▶ [Task directions]: Reproduce each line that includes the word "habitual".

▶ [Information supplied]:
[start]

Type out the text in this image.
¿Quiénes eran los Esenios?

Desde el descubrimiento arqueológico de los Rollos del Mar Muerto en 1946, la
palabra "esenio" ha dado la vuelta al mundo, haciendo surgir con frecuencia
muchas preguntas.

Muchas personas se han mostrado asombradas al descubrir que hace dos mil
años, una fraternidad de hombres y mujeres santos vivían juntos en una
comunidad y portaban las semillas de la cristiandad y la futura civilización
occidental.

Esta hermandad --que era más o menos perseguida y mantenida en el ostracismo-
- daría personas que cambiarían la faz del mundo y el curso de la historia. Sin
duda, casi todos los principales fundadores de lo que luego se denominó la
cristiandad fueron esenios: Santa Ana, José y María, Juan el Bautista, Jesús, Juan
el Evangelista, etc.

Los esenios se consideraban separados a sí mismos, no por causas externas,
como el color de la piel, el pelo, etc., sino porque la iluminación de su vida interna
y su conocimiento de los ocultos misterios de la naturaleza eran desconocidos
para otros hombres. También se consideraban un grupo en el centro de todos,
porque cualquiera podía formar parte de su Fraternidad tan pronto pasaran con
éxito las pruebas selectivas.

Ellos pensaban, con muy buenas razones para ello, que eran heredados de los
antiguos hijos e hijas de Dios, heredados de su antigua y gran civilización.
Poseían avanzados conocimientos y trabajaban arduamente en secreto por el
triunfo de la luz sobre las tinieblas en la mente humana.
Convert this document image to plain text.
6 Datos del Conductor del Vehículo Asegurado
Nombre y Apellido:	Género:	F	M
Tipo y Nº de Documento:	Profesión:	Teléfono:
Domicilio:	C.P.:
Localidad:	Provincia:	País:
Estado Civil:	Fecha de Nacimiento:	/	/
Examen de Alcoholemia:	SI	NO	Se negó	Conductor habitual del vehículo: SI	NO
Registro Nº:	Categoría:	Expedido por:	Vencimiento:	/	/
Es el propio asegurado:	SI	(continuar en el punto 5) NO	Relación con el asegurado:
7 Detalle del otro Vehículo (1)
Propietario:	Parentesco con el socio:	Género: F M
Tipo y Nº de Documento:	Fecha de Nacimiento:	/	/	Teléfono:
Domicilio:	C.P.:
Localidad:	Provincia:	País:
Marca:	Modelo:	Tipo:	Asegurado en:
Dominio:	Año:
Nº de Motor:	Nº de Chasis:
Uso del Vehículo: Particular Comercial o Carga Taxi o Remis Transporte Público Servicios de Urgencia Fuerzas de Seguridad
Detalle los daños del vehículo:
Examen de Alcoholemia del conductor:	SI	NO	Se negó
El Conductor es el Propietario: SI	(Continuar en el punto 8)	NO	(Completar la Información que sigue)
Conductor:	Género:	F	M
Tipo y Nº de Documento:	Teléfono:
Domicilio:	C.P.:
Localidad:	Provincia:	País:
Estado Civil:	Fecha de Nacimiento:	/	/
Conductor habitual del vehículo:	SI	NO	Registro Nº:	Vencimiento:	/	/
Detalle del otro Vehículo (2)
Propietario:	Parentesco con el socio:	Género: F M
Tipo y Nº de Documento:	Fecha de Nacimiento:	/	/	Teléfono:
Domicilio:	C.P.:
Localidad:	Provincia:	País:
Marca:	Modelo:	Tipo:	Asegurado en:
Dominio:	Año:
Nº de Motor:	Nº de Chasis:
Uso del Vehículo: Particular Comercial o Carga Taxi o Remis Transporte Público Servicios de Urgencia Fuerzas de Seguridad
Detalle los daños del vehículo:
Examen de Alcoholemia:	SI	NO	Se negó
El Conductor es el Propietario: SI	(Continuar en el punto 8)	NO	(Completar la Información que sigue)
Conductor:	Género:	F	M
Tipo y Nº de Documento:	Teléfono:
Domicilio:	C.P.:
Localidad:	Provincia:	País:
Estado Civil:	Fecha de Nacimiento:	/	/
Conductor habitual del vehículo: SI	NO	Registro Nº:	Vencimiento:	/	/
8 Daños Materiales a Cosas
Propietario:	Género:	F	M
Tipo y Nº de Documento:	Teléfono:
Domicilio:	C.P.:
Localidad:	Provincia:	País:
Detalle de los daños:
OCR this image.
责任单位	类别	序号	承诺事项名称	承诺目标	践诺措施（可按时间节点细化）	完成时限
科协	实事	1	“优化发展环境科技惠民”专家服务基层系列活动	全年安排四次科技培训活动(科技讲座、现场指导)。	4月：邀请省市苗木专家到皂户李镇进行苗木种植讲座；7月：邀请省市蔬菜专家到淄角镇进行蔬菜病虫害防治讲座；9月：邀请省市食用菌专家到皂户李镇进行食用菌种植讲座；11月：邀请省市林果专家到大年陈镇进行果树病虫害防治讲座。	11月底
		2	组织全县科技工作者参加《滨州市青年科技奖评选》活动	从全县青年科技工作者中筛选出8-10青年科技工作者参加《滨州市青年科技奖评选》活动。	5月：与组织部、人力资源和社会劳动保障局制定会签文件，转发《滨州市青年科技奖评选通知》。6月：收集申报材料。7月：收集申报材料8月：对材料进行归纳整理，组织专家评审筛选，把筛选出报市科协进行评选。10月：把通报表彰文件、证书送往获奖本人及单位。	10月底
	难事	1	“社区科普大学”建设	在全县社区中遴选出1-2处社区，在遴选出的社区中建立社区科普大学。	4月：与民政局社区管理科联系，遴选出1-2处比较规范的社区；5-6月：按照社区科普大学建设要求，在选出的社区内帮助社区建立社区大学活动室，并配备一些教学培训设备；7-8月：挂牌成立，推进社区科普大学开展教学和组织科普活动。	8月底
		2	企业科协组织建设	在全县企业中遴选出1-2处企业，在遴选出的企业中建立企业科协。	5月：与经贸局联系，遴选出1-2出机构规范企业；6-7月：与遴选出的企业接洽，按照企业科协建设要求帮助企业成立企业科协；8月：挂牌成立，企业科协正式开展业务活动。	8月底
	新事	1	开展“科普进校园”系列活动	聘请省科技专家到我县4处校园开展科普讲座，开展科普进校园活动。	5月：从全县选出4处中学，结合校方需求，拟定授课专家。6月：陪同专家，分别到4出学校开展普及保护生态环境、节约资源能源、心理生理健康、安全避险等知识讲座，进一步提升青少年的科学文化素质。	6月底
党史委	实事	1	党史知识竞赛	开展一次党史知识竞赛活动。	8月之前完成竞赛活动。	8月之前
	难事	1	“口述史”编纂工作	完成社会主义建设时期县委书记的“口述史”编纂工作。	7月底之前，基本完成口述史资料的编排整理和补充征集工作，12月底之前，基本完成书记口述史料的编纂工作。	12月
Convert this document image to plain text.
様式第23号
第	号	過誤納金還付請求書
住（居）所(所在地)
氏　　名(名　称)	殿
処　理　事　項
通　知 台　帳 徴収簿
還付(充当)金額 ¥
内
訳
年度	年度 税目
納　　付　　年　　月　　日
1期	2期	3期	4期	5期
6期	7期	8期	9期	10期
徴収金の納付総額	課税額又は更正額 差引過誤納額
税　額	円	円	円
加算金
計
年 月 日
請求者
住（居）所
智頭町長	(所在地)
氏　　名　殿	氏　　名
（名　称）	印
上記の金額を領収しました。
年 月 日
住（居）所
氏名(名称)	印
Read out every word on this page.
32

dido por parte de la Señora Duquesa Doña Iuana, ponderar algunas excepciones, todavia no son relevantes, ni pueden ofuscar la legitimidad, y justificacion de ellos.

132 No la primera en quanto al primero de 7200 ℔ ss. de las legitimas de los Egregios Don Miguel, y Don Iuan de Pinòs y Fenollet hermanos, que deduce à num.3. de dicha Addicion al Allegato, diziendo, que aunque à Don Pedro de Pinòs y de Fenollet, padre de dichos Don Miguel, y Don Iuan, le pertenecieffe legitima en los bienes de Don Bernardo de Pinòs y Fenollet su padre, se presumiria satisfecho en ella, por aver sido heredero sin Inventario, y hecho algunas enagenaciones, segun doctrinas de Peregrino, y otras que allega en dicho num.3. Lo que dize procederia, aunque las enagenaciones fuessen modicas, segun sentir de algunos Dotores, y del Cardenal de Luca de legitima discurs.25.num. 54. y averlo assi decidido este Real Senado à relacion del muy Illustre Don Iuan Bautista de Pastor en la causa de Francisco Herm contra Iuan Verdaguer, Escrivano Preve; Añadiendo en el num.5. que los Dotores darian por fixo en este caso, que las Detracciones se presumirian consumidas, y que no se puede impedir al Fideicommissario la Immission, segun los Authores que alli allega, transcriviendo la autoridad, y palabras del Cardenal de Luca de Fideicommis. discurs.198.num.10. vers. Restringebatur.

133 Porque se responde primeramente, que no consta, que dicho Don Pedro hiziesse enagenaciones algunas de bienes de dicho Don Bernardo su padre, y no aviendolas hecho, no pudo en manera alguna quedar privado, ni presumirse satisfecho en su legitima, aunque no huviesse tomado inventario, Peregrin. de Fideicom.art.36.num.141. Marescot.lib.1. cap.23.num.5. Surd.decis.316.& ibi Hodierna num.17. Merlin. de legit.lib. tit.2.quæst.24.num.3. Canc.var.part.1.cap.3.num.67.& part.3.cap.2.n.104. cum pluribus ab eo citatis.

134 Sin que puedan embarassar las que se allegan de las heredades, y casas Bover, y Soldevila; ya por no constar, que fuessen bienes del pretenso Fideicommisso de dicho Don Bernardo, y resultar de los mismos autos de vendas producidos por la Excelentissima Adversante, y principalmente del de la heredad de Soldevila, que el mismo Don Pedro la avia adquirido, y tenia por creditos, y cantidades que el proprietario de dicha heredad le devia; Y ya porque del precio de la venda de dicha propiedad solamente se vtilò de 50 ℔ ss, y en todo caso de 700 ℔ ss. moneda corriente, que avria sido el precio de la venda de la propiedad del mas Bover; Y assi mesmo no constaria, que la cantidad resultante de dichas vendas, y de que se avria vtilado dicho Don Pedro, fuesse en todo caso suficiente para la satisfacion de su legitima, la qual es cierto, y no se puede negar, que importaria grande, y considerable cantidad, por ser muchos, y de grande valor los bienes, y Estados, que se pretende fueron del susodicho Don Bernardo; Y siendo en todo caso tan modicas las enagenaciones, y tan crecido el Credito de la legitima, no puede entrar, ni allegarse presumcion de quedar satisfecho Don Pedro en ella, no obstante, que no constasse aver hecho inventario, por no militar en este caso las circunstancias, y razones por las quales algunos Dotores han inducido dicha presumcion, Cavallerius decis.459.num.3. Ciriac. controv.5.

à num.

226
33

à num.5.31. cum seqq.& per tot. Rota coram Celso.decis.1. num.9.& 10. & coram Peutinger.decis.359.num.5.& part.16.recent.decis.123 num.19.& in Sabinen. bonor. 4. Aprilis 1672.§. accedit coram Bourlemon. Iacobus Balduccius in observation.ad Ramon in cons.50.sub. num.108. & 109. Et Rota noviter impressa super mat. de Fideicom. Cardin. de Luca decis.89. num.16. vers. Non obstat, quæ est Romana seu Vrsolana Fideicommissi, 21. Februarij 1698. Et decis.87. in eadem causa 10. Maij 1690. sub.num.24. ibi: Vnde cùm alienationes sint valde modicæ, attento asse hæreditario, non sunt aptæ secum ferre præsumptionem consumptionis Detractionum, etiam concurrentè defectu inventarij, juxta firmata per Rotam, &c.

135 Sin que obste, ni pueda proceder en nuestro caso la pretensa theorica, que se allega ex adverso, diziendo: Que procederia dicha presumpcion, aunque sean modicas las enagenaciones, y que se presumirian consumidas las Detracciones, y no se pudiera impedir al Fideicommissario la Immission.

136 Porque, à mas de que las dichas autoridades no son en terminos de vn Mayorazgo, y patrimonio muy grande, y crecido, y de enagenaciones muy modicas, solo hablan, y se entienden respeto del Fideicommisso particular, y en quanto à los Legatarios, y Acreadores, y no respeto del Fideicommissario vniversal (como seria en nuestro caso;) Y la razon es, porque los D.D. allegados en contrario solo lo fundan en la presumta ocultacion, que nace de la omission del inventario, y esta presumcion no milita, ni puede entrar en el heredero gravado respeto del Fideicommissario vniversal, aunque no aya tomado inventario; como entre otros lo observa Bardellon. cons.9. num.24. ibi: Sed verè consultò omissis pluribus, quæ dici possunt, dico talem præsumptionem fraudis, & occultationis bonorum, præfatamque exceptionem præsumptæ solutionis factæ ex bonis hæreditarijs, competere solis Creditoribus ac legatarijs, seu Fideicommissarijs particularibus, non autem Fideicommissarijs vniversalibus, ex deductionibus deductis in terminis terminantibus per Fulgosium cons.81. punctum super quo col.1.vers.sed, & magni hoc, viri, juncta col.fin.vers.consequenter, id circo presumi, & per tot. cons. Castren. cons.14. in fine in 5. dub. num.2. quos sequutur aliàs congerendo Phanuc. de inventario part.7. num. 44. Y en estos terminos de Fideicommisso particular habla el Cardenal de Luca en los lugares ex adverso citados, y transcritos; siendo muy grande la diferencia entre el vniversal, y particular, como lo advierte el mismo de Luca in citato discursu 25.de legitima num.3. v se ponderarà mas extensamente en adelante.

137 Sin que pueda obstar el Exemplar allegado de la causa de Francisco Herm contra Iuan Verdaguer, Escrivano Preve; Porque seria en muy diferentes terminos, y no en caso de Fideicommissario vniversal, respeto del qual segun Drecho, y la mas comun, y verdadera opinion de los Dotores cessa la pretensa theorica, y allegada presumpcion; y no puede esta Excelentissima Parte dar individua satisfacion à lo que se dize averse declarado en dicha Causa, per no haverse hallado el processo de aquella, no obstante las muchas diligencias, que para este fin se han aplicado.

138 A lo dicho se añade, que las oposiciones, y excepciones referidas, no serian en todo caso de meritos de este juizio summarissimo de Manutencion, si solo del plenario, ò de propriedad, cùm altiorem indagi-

[end]

▶ [Worked answer]:
Examen de Alcoholemia:	SI	NO	Se negó	Conductor habitual del vehículo: SI	NO
Conductor habitual del vehículo:	SI	NO	Registro Nº:	Vencimiento:	/	/
Conductor habitual del vehículo: SI	NO	Registro Nº:	Vencimiento:	/	/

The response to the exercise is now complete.